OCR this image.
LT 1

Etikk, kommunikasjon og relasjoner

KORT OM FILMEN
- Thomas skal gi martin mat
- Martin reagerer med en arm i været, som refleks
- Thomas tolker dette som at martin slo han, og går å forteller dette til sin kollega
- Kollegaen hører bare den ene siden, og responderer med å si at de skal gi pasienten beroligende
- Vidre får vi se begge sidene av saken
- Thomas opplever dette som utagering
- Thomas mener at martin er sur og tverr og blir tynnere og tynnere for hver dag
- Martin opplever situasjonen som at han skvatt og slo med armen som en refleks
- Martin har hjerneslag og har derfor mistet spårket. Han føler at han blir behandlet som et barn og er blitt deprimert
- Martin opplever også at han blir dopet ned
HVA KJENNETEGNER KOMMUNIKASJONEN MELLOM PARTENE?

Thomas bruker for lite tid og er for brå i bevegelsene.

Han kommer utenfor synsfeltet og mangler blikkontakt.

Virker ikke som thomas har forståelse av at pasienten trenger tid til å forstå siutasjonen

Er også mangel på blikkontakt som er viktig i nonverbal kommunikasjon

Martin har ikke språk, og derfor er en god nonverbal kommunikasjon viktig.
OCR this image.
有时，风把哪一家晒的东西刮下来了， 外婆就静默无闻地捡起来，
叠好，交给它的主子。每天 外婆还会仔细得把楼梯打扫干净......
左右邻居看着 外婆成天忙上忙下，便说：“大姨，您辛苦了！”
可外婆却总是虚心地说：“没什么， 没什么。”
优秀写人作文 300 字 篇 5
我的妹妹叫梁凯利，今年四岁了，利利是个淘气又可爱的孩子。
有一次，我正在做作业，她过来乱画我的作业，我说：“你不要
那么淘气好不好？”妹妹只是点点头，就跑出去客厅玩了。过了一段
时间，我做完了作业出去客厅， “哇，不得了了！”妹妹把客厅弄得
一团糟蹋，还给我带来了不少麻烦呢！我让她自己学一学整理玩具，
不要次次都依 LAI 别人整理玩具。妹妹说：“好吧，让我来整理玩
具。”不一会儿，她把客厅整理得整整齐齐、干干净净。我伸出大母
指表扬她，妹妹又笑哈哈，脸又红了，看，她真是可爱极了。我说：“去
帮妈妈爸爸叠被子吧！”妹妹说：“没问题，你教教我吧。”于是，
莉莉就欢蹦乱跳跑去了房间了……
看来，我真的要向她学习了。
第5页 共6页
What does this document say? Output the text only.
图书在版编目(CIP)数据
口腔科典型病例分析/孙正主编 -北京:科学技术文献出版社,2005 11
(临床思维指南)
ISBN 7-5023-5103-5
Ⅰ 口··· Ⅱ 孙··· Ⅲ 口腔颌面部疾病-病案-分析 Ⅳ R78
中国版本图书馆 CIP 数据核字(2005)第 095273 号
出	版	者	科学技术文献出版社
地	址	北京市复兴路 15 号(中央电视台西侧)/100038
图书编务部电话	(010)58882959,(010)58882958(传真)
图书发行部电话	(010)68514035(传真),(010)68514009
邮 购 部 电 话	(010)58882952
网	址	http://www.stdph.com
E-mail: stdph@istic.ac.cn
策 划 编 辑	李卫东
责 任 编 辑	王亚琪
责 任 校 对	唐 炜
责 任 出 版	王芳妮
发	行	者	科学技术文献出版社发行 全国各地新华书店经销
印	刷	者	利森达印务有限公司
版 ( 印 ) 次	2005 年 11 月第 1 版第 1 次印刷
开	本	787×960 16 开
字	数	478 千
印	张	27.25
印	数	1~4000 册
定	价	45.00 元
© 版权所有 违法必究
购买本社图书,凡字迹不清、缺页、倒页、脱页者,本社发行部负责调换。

· · · · · · ·

REQUIRED TASK —
Nothing but the lines from the one with "What does this" through the last line should be repeated, each exactly as it stands.

FINISHED ANSWER —
What does this document say? Output the text only.
图书在版编目(CIP)数据
口腔科典型病例分析/孙正主编 -北京:科学技术文献出版社,2005 11
(临床思维指南)
ISBN 7-5023-5103-5
Ⅰ 口··· Ⅱ 孙··· Ⅲ 口腔颌面部疾病-病案-分析 Ⅳ R78
中国版本图书馆 CIP 数据核字(2005)第 095273 号
出	版	者	科学技术文献出版社
地	址	北京市复兴路 15 号(中央电视台西侧)/100038
图书编务部电话	(010)58882959,(010)58882958(传真)
图书发行部电话	(010)68514035(传真),(010)68514009
邮 购 部 电 话	(010)58882952
网	址	http://www.stdph.com
E-mail: stdph@istic.ac.cn
策 划 编 辑	李卫东
责 任 编 辑	王亚琪
责 任 校 对	唐 炜
责 任 出 版	王芳妮
发	行	者	科学技术文献出版社发行 全国各地新华书店经销
印	刷	者	利森达印务有限公司
版 ( 印 ) 次	2005 年 11 月第 1 版第 1 次印刷
开	本	787×960 16 开
字	数	478 千
印	张	27.25
印	数	1~4000 册
定	价	45.00 元
© 版权所有 违法必究
购买本社图书,凡字迹不清、缺页、倒页、脱页者,本社发行部负责调换。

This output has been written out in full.